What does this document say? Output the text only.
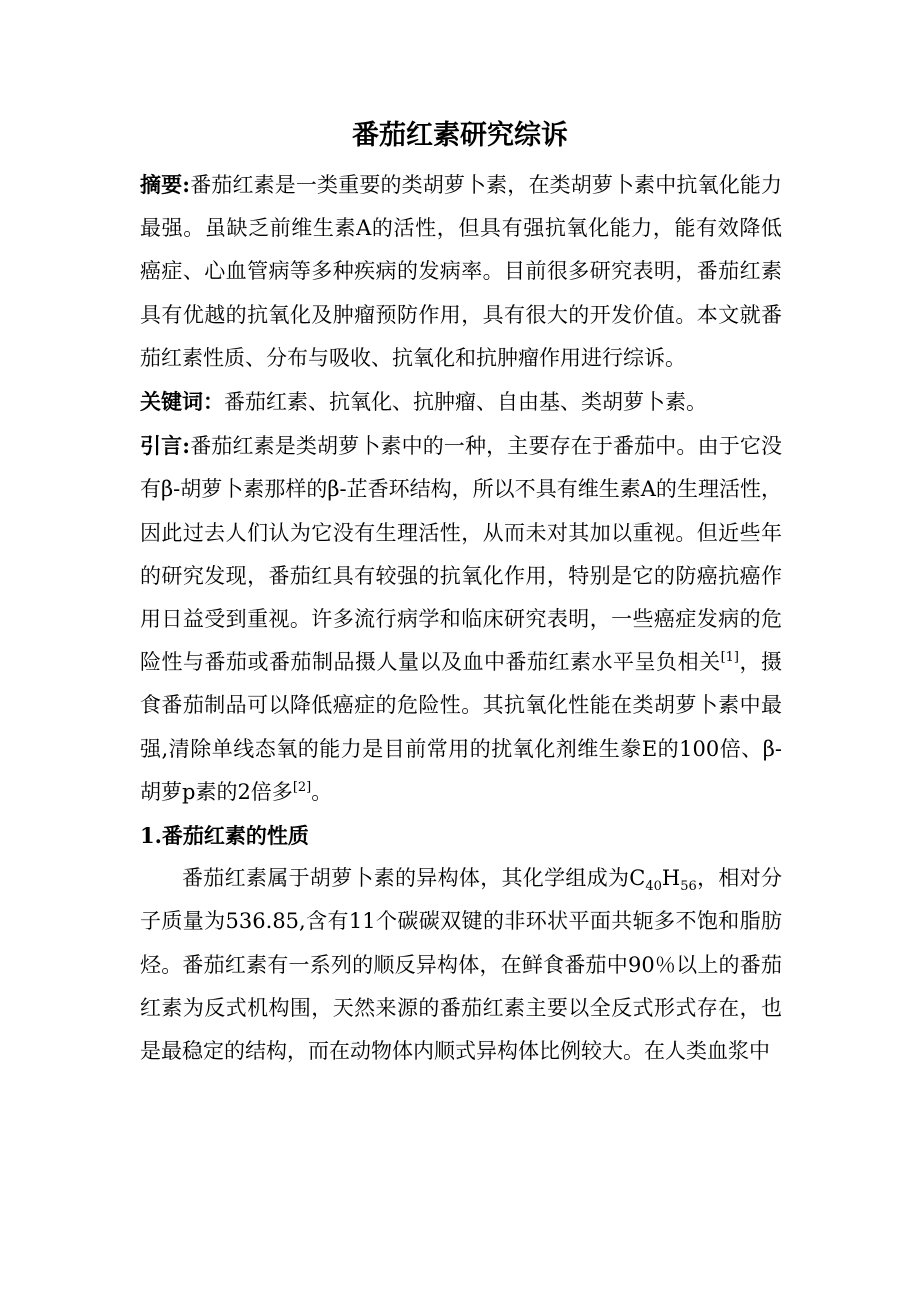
番茄红素研究综诉

摘要:番茄红素是一类重要的类胡萝卜素，在类胡萝卜素中抗氧化能力最强。虽缺乏前维生素A的活性，但具有强抗氧化能力，能有效降低癌症、心血管病等多种疾病的发病率。目前很多研究表明，番茄红素具有优越的抗氧化及肿瘤预防作用，具有很大的开发价值。本文就番茄红素性质、分布与吸收、抗氧化和抗肿瘤作用进行综诉。

关键词：番茄红素、抗氧化、抗肿瘤、自由基、类胡萝卜素。

引言:番茄红素是类胡萝卜素中的一种，主要存在于番茄中。由于它没有β-胡萝卜素那样的β-芷香环结构，所以不具有维生素A的生理活性，因此过去人们认为它没有生理活性，从而未对其加以重视。但近些年的研究发现，番茄红具有较强的抗氧化作用，特别是它的防癌抗癌作用日益受到重视。许多流行病学和临床研究表明，一些癌症发病的危险性与番茄或番茄制品摄人量以及血中番茄红素水平呈负相关[1]，摄食番茄制品可以降低癌症的危险性。其抗氧化性能在类胡萝卜素中最强,清除单线态氧的能力是目前常用的扰氧化剂维生豢E的100倍、β-胡萝p素的2倍多[2]。

1.番茄红素的性质

番茄红素属于胡萝卜素的异构体，其化学组成为$C_{40}H_{56}$，相对分子质量为536.85,含有11个碳碳双键的非环状平面共轭多不饱和脂肪烃。番茄红素有一系列的顺反异构体，在鲜食番茄中90％以上的番茄红素为反式机构围，天然来源的番茄红素主要以全反式形式存在，也是最稳定的结构，而在动物体内顺式异构体比例较大。在人类血浆中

*AIM OF THE TASK:* Return every line of the records exactly as given, pictures excluded.

*FULL SOLUTION:*
What does this document say? Output the text only.
番茄红素研究综诉

摘要:番茄红素是一类重要的类胡萝卜素，在类胡萝卜素中抗氧化能力最强。虽缺乏前维生素A的活性，但具有强抗氧化能力，能有效降低癌症、心血管病等多种疾病的发病率。目前很多研究表明，番茄红素具有优越的抗氧化及肿瘤预防作用，具有很大的开发价值。本文就番茄红素性质、分布与吸收、抗氧化和抗肿瘤作用进行综诉。

关键词：番茄红素、抗氧化、抗肿瘤、自由基、类胡萝卜素。

引言:番茄红素是类胡萝卜素中的一种，主要存在于番茄中。由于它没有β-胡萝卜素那样的β-芷香环结构，所以不具有维生素A的生理活性，因此过去人们认为它没有生理活性，从而未对其加以重视。但近些年的研究发现，番茄红具有较强的抗氧化作用，特别是它的防癌抗癌作用日益受到重视。许多流行病学和临床研究表明，一些癌症发病的危险性与番茄或番茄制品摄人量以及血中番茄红素水平呈负相关[1]，摄食番茄制品可以降低癌症的危险性。其抗氧化性能在类胡萝卜素中最强,清除单线态氧的能力是目前常用的扰氧化剂维生豢E的100倍、β-胡萝p素的2倍多[2]。

1.番茄红素的性质

番茄红素属于胡萝卜素的异构体，其化学组成为$C_{40}H_{56}$，相对分子质量为536.85,含有11个碳碳双键的非环状平面共轭多不饱和脂肪烃。番茄红素有一系列的顺反异构体，在鲜食番茄中90％以上的番茄红素为反式机构围，天然来源的番茄红素主要以全反式形式存在，也是最稳定的结构，而在动物体内顺式异构体比例较大。在人类血浆中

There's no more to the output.